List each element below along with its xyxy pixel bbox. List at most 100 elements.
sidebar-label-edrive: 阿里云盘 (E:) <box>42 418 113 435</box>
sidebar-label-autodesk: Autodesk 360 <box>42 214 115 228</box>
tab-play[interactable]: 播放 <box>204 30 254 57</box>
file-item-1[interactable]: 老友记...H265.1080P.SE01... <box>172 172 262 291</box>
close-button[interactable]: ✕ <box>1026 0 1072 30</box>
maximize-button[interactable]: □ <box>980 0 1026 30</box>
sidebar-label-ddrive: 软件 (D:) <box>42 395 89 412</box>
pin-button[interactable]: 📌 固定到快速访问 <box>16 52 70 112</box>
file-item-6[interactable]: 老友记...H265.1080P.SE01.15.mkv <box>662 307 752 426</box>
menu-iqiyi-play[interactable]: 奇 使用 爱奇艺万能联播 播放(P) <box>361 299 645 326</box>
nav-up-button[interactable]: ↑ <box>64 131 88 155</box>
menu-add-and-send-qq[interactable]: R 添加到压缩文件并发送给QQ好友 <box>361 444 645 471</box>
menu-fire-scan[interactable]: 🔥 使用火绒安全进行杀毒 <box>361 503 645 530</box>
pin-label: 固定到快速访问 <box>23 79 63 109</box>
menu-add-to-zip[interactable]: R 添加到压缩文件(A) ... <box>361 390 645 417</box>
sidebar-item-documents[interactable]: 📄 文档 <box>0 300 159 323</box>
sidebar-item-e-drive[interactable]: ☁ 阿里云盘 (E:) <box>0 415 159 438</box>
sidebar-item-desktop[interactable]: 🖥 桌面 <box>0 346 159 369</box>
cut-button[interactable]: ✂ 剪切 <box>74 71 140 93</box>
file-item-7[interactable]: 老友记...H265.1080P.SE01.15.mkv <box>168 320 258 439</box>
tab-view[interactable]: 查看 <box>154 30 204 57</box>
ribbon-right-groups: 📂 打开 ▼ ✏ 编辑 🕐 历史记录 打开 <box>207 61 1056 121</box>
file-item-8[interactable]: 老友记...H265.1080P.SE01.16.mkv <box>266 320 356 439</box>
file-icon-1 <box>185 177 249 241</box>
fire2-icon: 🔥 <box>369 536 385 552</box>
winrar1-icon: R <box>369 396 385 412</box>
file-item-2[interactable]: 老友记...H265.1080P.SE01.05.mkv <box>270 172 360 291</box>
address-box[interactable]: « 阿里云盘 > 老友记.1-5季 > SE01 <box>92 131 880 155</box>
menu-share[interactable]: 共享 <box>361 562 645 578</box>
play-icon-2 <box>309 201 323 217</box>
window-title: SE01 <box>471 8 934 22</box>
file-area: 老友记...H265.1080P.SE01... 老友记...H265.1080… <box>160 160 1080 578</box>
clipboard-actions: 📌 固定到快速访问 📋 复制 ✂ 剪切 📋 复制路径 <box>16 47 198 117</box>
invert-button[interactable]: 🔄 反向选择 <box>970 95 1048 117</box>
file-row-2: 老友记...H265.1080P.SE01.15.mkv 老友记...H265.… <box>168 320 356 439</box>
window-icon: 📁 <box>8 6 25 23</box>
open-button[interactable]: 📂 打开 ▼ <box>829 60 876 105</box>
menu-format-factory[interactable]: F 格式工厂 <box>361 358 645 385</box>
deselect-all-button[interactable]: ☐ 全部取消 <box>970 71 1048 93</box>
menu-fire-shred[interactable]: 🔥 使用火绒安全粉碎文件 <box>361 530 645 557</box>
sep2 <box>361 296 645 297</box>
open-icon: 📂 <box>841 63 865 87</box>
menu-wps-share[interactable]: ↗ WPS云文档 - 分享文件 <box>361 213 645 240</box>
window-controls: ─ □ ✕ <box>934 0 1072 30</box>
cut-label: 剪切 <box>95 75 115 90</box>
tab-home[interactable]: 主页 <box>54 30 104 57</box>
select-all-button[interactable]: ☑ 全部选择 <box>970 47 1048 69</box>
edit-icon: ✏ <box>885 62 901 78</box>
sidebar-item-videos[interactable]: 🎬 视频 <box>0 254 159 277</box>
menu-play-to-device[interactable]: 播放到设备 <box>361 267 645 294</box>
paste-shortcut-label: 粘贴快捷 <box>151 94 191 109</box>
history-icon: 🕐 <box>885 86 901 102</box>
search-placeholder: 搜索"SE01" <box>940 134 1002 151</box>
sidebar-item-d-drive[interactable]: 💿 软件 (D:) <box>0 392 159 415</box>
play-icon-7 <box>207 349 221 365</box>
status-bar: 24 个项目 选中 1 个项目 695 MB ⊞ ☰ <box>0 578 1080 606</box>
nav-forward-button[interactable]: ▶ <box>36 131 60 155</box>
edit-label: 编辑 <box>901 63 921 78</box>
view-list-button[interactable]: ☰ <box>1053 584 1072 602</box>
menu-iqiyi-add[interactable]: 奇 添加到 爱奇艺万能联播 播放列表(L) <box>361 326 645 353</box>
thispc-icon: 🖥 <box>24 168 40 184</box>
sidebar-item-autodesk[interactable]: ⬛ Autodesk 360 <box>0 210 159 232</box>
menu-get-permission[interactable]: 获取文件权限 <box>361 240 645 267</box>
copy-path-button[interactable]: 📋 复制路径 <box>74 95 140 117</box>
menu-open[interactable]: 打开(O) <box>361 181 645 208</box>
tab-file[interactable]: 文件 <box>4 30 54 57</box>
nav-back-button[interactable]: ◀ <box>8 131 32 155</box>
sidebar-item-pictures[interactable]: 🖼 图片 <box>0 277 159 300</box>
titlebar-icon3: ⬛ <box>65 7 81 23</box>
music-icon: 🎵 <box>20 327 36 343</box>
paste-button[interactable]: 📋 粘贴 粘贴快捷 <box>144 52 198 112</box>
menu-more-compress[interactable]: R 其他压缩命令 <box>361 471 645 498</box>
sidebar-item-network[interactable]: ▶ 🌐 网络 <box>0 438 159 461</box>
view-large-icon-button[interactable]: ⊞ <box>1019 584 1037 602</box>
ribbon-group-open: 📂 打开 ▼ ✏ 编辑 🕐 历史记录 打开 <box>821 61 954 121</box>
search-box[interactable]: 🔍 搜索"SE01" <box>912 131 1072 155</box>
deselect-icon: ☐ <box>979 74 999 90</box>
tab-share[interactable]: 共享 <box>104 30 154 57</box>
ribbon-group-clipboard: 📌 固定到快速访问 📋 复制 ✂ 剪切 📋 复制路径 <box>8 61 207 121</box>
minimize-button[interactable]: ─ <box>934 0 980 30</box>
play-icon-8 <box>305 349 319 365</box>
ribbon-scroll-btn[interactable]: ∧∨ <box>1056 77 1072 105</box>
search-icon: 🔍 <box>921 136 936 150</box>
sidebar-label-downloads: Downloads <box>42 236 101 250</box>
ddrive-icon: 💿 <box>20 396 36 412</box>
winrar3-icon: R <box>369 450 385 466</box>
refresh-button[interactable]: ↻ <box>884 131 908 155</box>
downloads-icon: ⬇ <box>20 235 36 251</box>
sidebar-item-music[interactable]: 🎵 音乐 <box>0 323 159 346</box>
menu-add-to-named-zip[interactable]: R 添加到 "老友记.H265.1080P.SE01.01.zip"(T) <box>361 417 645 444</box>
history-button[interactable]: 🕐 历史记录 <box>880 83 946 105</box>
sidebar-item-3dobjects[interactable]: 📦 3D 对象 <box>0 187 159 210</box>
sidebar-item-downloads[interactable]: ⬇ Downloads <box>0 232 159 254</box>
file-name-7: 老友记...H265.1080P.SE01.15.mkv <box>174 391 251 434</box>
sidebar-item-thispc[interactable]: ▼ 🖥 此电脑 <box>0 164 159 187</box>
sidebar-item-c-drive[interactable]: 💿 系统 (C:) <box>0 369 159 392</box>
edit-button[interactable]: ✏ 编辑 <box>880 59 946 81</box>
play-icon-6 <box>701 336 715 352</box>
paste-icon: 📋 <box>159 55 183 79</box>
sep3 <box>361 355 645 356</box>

────────────────────────────────────────

What you are asked to do.
Copy the listing word for word, from its first line through the line containing "tab-play[interactable]: 播放 <box>204".

Answer in full.
List each element below along with its xyxy pixel bbox. List at most 100 elements.
sidebar-label-edrive: 阿里云盘 (E:) <box>42 418 113 435</box>
sidebar-label-autodesk: Autodesk 360 <box>42 214 115 228</box>
tab-play[interactable]: 播放 <box>204 30 254 57</box>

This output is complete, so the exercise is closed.